- Written problem:
Quote all of the data that follows exactly as written, skipping the images.

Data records
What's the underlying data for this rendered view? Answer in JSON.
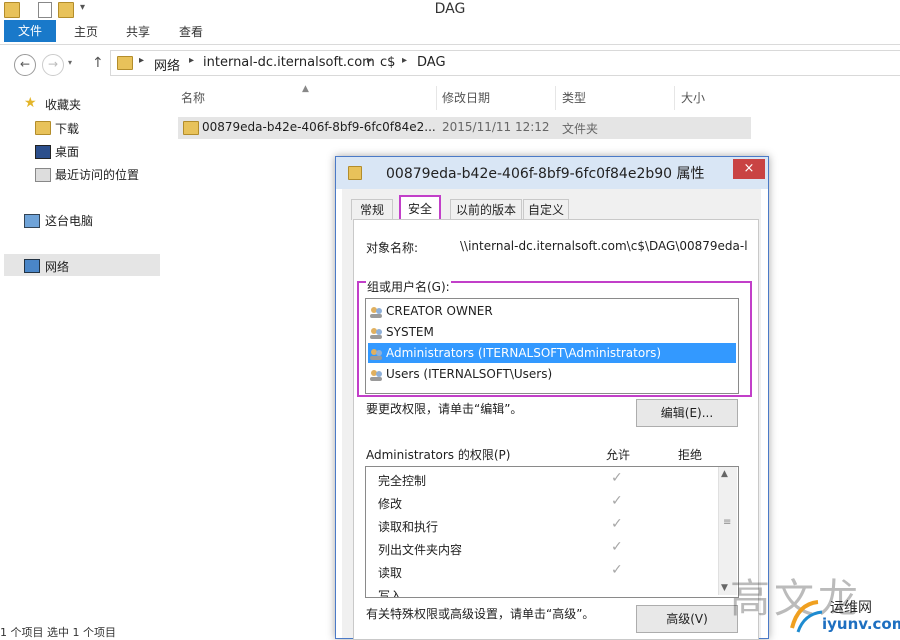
{
  "window": {
    "title": "DAG"
  },
  "ribbon": {
    "tabs": [
      "文件",
      "主页",
      "共享",
      "查看"
    ]
  },
  "address": {
    "crumbs": [
      "网络",
      "internal-dc.iternalsoft.com",
      "c$",
      "DAG"
    ]
  },
  "sidebar": {
    "favorites": {
      "label": "收藏夹",
      "items": [
        "下载",
        "桌面",
        "最近访问的位置"
      ]
    },
    "this_pc": "这台电脑",
    "network": "网络"
  },
  "filelist": {
    "columns": [
      "名称",
      "修改日期",
      "类型",
      "大小"
    ],
    "rows": [
      {
        "name": "00879eda-b42e-406f-8bf9-6fc0f84e2...",
        "date": "2015/11/11 12:12",
        "type": "文件夹",
        "size": ""
      }
    ]
  },
  "status": {
    "text": "1 个项目    选中 1 个项目"
  },
  "dialog": {
    "title": "00879eda-b42e-406f-8bf9-6fc0f84e2b90 属性",
    "close_icon": "×",
    "tabs": [
      "常规",
      "安全",
      "以前的版本",
      "自定义"
    ],
    "active_tab": "安全",
    "object_label": "对象名称:",
    "object_value": "\\\\internal-dc.iternalsoft.com\\c$\\DAG\\00879eda-l",
    "groups_label": "组或用户名(G):",
    "groups": [
      "CREATOR OWNER",
      "SYSTEM",
      "Administrators (ITERNALSOFT\\Administrators)",
      "Users (ITERNALSOFT\\Users)"
    ],
    "selected_group": "Administrators (ITERNALSOFT\\Administrators)",
    "change_hint": "要更改权限，请单击“编辑”。",
    "edit_button": "编辑(E)...",
    "perm_label": "Administrators 的权限(P)",
    "allow_label": "允许",
    "deny_label": "拒绝",
    "permissions": [
      {
        "name": "完全控制",
        "allow": true
      },
      {
        "name": "修改",
        "allow": true
      },
      {
        "name": "读取和执行",
        "allow": true
      },
      {
        "name": "列出文件夹内容",
        "allow": true
      },
      {
        "name": "读取",
        "allow": true
      },
      {
        "name": "写入",
        "allow": false
      }
    ],
    "advanced_hint": "有关特殊权限或高级设置，请单击“高级”。",
    "advanced_button": "高级(V)",
    "check_glyph": "✓"
  },
  "watermark": {
    "text": "高文龙",
    "logo_cn": "运维网",
    "logo_url": "iyunv.com"
  },
  "colors": {
    "accent": "#1979ca",
    "selection": "#3399ff",
    "highlight_box": "#c23fc9",
    "close": "#c94343"
  }
}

- Final result:
What's the underlying data for this rendered view? Answer in JSON.
{
  "window": {
    "title": "DAG"
  },
  "ribbon": {
    "tabs": [
      "文件",
      "主页",
      "共享",
      "查看"
    ]
  },
  "address": {
    "crumbs": [
      "网络",
      "internal-dc.iternalsoft.com",
      "c$",
      "DAG"
    ]
  },
  "sidebar": {
    "favorites": {
      "label": "收藏夹",
      "items": [
        "下载",
        "桌面",
        "最近访问的位置"
      ]
    },
    "this_pc": "这台电脑",
    "network": "网络"
  },
  "filelist": {
    "columns": [
      "名称",
      "修改日期",
      "类型",
      "大小"
    ],
    "rows": [
      {
        "name": "00879eda-b42e-406f-8bf9-6fc0f84e2...",
        "date": "2015/11/11 12:12",
        "type": "文件夹",
        "size": ""
      }
    ]
  },
  "status": {
    "text": "1 个项目    选中 1 个项目"
  },
  "dialog": {
    "title": "00879eda-b42e-406f-8bf9-6fc0f84e2b90 属性",
    "close_icon": "×",
    "tabs": [
      "常规",
      "安全",
      "以前的版本",
      "自定义"
    ],
    "active_tab": "安全",
    "object_label": "对象名称:",
    "object_value": "\\\\internal-dc.iternalsoft.com\\c$\\DAG\\00879eda-l",
    "groups_label": "组或用户名(G):",
    "groups": [
      "CREATOR OWNER",
      "SYSTEM",
      "Administrators (ITERNALSOFT\\Administrators)",
      "Users (ITERNALSOFT\\Users)"
    ],
    "selected_group": "Administrators (ITERNALSOFT\\Administrators)",
    "change_hint": "要更改权限，请单击“编辑”。",
    "edit_button": "编辑(E)...",
    "perm_label": "Administrators 的权限(P)",
    "allow_label": "允许",
    "deny_label": "拒绝",
    "permissions": [
      {
        "name": "完全控制",
        "allow": true
      },
      {
        "name": "修改",
        "allow": true
      },
      {
        "name": "读取和执行",
        "allow": true
      },
      {
        "name": "列出文件夹内容",
        "allow": true
      },
      {
        "name": "读取",
        "allow": true
      },
      {
        "name": "写入",
        "allow": false
      }
    ],
    "advanced_hint": "有关特殊权限或高级设置，请单击“高级”。",
    "advanced_button": "高级(V)",
    "check_glyph": "✓"
  },
  "watermark": {
    "text": "高文龙",
    "logo_cn": "运维网",
    "logo_url": "iyunv.com"
  },
  "colors": {
    "accent": "#1979ca",
    "selection": "#3399ff",
    "highlight_box": "#c23fc9",
    "close": "#c94343"
  }
}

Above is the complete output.